** Begin **

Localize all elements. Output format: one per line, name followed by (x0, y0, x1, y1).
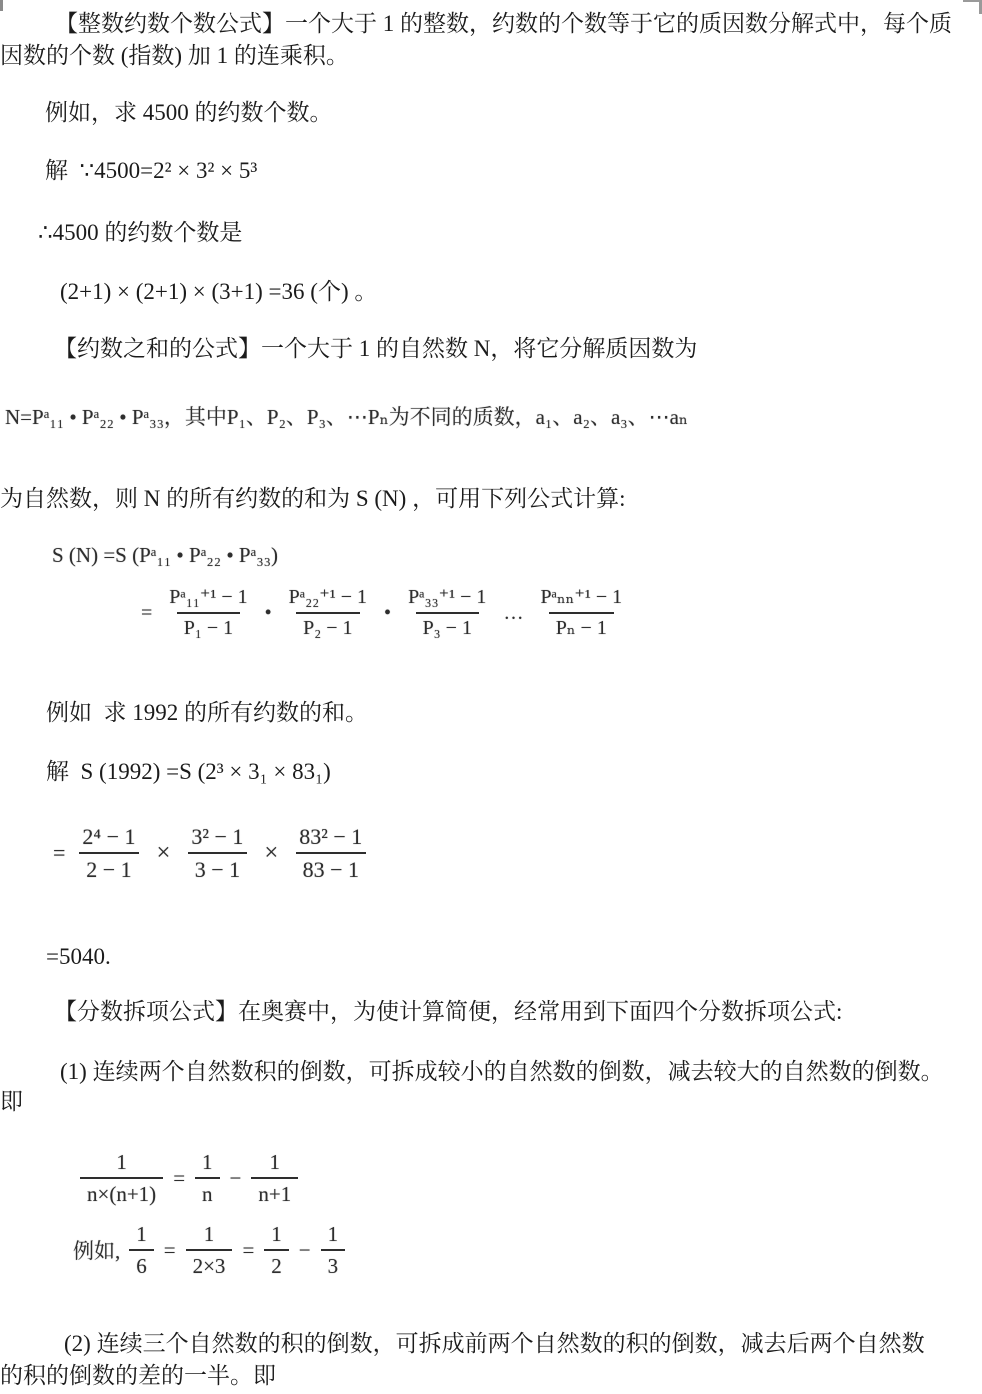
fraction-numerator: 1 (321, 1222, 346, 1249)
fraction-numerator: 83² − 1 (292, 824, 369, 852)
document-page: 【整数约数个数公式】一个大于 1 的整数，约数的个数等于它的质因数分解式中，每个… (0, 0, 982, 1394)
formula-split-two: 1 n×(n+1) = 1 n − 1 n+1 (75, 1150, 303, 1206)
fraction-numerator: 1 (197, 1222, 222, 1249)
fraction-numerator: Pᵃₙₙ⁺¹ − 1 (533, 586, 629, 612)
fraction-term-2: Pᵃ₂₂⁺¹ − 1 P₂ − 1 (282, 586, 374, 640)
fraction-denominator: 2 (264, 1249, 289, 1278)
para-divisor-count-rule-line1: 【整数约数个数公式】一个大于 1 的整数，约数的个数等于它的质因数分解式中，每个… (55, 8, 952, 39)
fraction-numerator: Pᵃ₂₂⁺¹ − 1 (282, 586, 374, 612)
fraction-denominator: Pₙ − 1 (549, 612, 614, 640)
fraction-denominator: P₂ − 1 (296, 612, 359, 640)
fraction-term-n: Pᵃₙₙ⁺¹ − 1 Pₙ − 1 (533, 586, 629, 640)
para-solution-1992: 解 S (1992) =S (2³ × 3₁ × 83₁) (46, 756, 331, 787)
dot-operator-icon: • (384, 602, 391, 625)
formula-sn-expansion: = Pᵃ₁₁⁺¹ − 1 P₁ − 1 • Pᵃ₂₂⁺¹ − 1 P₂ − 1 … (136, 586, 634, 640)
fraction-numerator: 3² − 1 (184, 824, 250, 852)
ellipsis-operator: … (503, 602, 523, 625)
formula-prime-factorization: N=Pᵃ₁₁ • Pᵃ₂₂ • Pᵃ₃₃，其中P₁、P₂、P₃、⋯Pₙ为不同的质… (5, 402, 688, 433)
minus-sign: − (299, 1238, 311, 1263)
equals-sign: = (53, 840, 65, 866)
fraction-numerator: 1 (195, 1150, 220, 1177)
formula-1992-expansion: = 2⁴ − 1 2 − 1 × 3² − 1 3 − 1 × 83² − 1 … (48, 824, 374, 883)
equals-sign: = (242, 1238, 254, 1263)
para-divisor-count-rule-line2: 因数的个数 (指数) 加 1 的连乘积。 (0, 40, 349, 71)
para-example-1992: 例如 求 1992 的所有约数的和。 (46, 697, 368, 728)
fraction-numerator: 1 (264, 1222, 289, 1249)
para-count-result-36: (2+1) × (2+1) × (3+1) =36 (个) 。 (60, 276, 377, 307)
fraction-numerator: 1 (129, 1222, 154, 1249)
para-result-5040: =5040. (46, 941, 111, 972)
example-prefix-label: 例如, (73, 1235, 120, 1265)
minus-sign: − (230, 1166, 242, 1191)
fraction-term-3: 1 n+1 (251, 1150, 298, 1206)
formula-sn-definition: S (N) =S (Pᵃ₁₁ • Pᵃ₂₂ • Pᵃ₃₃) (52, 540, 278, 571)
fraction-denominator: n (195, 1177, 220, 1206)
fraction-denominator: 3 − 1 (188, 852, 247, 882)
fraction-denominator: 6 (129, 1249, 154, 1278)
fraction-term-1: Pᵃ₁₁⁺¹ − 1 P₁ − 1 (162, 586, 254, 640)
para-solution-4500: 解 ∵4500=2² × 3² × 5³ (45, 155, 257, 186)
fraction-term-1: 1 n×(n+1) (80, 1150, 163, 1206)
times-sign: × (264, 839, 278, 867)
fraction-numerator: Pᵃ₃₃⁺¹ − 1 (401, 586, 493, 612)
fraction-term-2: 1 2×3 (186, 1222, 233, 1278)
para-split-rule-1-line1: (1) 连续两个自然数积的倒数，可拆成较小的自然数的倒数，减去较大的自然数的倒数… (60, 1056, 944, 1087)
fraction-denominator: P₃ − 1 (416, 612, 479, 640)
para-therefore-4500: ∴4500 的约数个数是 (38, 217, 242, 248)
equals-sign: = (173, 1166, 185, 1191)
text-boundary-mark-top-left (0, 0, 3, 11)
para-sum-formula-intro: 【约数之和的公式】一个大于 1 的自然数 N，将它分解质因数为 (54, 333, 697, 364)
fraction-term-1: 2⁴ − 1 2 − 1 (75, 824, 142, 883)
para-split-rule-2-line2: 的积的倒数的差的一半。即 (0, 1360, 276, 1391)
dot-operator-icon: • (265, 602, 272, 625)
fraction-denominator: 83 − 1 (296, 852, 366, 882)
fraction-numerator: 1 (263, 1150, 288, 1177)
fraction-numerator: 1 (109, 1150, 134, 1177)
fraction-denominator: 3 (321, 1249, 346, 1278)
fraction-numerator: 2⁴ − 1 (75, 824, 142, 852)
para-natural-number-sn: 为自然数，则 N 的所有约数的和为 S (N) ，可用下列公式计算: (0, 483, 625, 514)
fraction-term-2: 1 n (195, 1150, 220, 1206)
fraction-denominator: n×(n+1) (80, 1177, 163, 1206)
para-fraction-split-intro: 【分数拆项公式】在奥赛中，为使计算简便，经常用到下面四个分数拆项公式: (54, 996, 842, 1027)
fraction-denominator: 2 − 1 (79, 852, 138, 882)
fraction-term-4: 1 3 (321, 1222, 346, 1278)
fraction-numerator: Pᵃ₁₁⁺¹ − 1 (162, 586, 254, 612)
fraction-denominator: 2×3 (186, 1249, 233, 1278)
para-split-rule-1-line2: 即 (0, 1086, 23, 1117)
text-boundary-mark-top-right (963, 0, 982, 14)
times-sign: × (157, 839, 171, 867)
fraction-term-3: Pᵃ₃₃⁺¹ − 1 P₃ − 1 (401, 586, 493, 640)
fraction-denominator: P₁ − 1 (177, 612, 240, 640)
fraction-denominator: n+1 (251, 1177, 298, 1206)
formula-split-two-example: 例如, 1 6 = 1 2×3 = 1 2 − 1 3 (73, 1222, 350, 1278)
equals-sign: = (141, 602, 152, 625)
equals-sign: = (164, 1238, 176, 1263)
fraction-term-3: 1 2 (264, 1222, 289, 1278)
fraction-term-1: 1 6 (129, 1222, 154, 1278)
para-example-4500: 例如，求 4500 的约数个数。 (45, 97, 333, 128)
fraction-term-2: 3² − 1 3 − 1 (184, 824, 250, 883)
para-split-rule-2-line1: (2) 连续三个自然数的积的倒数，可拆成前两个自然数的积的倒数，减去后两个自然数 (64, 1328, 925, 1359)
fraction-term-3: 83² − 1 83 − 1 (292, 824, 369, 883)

** End **
** Begin **

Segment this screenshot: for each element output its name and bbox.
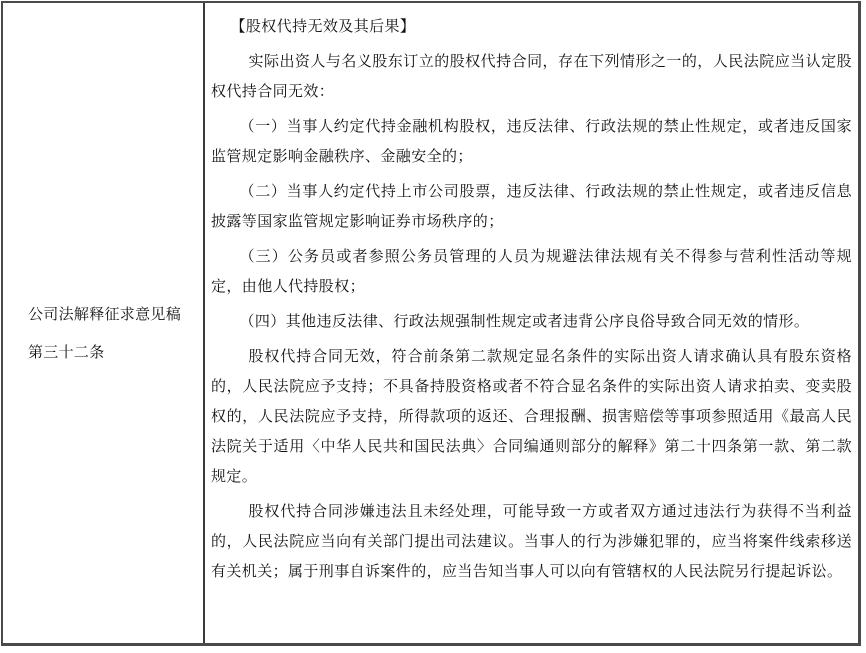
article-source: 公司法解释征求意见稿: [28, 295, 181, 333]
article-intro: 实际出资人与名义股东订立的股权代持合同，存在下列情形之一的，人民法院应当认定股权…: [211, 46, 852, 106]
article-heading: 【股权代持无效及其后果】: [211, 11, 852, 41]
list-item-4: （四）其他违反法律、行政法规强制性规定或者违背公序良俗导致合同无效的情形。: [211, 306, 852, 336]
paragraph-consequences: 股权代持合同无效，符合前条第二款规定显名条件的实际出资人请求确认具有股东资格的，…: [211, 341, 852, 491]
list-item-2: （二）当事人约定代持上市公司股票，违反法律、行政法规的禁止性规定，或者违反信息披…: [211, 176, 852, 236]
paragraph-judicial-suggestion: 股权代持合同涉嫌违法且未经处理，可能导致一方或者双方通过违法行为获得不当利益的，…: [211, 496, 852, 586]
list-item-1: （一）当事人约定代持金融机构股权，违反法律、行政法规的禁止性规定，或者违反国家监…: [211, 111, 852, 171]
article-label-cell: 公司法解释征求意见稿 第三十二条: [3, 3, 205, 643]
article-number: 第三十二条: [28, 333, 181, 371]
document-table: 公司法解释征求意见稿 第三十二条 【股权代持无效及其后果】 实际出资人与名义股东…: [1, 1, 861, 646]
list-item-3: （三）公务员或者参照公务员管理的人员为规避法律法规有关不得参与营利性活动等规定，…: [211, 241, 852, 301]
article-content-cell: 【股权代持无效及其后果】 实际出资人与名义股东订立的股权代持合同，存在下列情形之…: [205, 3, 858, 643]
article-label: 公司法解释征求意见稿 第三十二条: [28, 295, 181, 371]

** End **

**TASK REQUIREMENTS:**
Rewrite the lines between the one holding "article-source: 公司法解释征求意见稿: [28, 295, 181, 333]" and the one holding "341, 852, 491]", inclusive, with "article" changed to "section" and everything else left as it is. Return only those lines.

**RESPONSE:**
section-source: 公司法解释征求意见稿: [28, 295, 181, 333]
section-intro: 实际出资人与名义股东订立的股权代持合同，存在下列情形之一的，人民法院应当认定股权…: [211, 46, 852, 106]
section-heading: 【股权代持无效及其后果】: [211, 11, 852, 41]
list-item-4: （四）其他违反法律、行政法规强制性规定或者违背公序良俗导致合同无效的情形。: [211, 306, 852, 336]
paragraph-consequences: 股权代持合同无效，符合前条第二款规定显名条件的实际出资人请求确认具有股东资格的，…: [211, 341, 852, 491]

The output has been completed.